• _Given exercise_:
Write out the listing beneath this instruction in its entirety, exactly as it reads.

• _Extracted data_:
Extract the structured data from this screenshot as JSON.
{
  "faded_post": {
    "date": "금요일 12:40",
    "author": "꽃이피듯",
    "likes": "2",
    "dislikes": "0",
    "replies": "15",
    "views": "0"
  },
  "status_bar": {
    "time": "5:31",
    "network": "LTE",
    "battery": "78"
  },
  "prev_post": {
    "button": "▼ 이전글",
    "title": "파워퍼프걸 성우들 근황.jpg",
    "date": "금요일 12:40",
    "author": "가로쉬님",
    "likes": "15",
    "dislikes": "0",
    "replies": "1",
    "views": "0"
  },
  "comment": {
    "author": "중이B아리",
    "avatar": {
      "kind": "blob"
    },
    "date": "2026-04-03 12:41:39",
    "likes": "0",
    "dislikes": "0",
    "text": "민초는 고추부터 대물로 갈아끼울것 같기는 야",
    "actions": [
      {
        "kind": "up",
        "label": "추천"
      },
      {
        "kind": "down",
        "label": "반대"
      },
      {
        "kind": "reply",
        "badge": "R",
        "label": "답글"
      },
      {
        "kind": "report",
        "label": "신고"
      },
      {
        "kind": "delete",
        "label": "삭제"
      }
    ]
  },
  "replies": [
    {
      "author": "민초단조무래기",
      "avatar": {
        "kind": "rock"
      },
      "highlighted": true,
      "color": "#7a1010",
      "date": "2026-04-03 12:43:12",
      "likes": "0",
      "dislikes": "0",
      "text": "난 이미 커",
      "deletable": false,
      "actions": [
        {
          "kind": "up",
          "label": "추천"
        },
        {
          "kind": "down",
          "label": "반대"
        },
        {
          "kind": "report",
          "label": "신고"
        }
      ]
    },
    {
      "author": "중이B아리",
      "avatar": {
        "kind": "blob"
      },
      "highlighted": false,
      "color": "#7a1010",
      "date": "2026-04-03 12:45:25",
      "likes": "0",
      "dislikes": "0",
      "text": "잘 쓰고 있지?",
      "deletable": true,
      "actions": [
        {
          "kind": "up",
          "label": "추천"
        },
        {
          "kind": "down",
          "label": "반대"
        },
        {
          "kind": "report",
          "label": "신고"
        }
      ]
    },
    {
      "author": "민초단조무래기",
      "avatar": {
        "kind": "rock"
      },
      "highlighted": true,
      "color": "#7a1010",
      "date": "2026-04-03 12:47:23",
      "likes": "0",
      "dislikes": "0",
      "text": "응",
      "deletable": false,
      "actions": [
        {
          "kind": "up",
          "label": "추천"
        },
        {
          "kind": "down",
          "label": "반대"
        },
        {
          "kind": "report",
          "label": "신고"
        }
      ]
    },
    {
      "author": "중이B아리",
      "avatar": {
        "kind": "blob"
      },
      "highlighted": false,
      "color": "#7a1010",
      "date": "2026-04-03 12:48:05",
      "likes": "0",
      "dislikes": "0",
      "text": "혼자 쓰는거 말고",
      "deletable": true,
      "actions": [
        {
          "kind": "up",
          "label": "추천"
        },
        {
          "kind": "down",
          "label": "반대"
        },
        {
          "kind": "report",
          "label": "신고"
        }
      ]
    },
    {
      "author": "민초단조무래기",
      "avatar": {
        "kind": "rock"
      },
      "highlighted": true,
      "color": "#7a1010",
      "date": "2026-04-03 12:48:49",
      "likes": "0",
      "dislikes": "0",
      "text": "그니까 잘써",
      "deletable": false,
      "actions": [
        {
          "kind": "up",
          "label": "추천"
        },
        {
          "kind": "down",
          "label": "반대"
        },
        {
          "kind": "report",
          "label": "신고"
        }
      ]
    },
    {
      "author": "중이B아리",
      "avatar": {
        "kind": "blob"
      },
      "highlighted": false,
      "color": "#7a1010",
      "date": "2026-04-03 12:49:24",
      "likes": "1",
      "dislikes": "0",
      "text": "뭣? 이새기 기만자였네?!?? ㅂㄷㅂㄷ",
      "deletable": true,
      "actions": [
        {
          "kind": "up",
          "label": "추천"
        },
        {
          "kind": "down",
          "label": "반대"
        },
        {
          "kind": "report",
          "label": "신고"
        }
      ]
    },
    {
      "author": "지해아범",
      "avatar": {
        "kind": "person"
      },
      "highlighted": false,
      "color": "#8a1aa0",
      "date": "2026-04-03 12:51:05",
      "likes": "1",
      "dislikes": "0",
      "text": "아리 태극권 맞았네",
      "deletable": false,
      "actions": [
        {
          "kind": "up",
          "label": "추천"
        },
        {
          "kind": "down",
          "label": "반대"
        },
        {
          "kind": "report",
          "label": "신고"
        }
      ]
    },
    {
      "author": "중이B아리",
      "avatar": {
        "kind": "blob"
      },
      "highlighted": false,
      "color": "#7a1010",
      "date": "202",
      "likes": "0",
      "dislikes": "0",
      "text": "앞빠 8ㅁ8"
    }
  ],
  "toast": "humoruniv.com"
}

• _Answer to this task_:
Extract the structured data from this screenshot as JSON.
{
  "faded_post": {
    "date": "금요일 12:40",
    "author": "꽃이피듯",
    "likes": "2",
    "dislikes": "0",
    "replies": "15",
    "views": "0"
  },
  "status_bar": {
    "time": "5:31",
    "network": "LTE",
    "battery": "78"
  },
  "prev_post": {
    "button": "▼ 이전글",
    "title": "파워퍼프걸 성우들 근황.jpg",
    "date": "금요일 12:40",
    "author": "가로쉬님",
    "likes": "15",
    "dislikes": "0",
    "replies": "1",
    "views": "0"
  },
  "comment": {
    "author": "중이B아리",
    "avatar": {
      "kind": "blob"
    },
    "date": "2026-04-03 12:41:39",
    "likes": "0",
    "dislikes": "0",
    "text": "민초는 고추부터 대물로 갈아끼울것 같기는 야",
    "actions": [
      {
        "kind": "up",
        "label": "추천"
      },
      {
        "kind": "down",
        "label": "반대"
      },
      {
        "kind": "reply",
        "badge": "R",
        "label": "답글"
      },
      {
        "kind": "report",
        "label": "신고"
      },
      {
        "kind": "delete",
        "label": "삭제"
      }
    ]
  },
  "replies": [
    {
      "author": "민초단조무래기",
      "avatar": {
        "kind": "rock"
      },
      "highlighted": true,
      "color": "#7a1010",
      "date": "2026-04-03 12:43:12",
      "likes": "0",
      "dislikes": "0",
      "text": "난 이미 커",
      "deletable": false,
      "actions": [
        {
          "kind": "up",
          "label": "추천"
        },
        {
          "kind": "down",
          "label": "반대"
        },
        {
          "kind": "report",
          "label": "신고"
        }
      ]
    },
    {
      "author": "중이B아리",
      "avatar": {
        "kind": "blob"
      },
      "highlighted": false,
      "color": "#7a1010",
      "date": "2026-04-03 12:45:25",
      "likes": "0",
      "dislikes": "0",
      "text": "잘 쓰고 있지?",
      "deletable": true,
      "actions": [
        {
          "kind": "up",
          "label": "추천"
        },
        {
          "kind": "down",
          "label": "반대"
        },
        {
          "kind": "report",
          "label": "신고"
        }
      ]
    },
    {
      "author": "민초단조무래기",
      "avatar": {
        "kind": "rock"
      },
      "highlighted": true,
      "color": "#7a1010",
      "date": "2026-04-03 12:47:23",
      "likes": "0",
      "dislikes": "0",
      "text": "응",
      "deletable": false,
      "actions": [
        {
          "kind": "up",
          "label": "추천"
        },
        {
          "kind": "down",
          "label": "반대"
        },
        {
          "kind": "report",
          "label": "신고"
        }
      ]
    },
    {
      "author": "중이B아리",
      "avatar": {
        "kind": "blob"
      },
      "highlighted": false,
      "color": "#7a1010",
      "date": "2026-04-03 12:48:05",
      "likes": "0",
      "dislikes": "0",
      "text": "혼자 쓰는거 말고",
      "deletable": true,
      "actions": [
        {
          "kind": "up",
          "label": "추천"
        },
        {
          "kind": "down",
          "label": "반대"
        },
        {
          "kind": "report",
          "label": "신고"
        }
      ]
    },
    {
      "author": "민초단조무래기",
      "avatar": {
        "kind": "rock"
      },
      "highlighted": true,
      "color": "#7a1010",
      "date": "2026-04-03 12:48:49",
      "likes": "0",
      "dislikes": "0",
      "text": "그니까 잘써",
      "deletable": false,
      "actions": [
        {
          "kind": "up",
          "label": "추천"
        },
        {
          "kind": "down",
          "label": "반대"
        },
        {
          "kind": "report",
          "label": "신고"
        }
      ]
    },
    {
      "author": "중이B아리",
      "avatar": {
        "kind": "blob"
      },
      "highlighted": false,
      "color": "#7a1010",
      "date": "2026-04-03 12:49:24",
      "likes": "1",
      "dislikes": "0",
      "text": "뭣? 이새기 기만자였네?!?? ㅂㄷㅂㄷ",
      "deletable": true,
      "actions": [
        {
          "kind": "up",
          "label": "추천"
        },
        {
          "kind": "down",
          "label": "반대"
        },
        {
          "kind": "report",
          "label": "신고"
        }
      ]
    },
    {
      "author": "지해아범",
      "avatar": {
        "kind": "person"
      },
      "highlighted": false,
      "color": "#8a1aa0",
      "date": "2026-04-03 12:51:05",
      "likes": "1",
      "dislikes": "0",
      "text": "아리 태극권 맞았네",
      "deletable": false,
      "actions": [
        {
          "kind": "up",
          "label": "추천"
        },
        {
          "kind": "down",
          "label": "반대"
        },
        {
          "kind": "report",
          "label": "신고"
        }
      ]
    },
    {
      "author": "중이B아리",
      "avatar": {
        "kind": "blob"
      },
      "highlighted": false,
      "color": "#7a1010",
      "date": "202",
      "likes": "0",
      "dislikes": "0",
      "text": "앞빠 8ㅁ8"
    }
  ],
  "toast": "humoruniv.com"
}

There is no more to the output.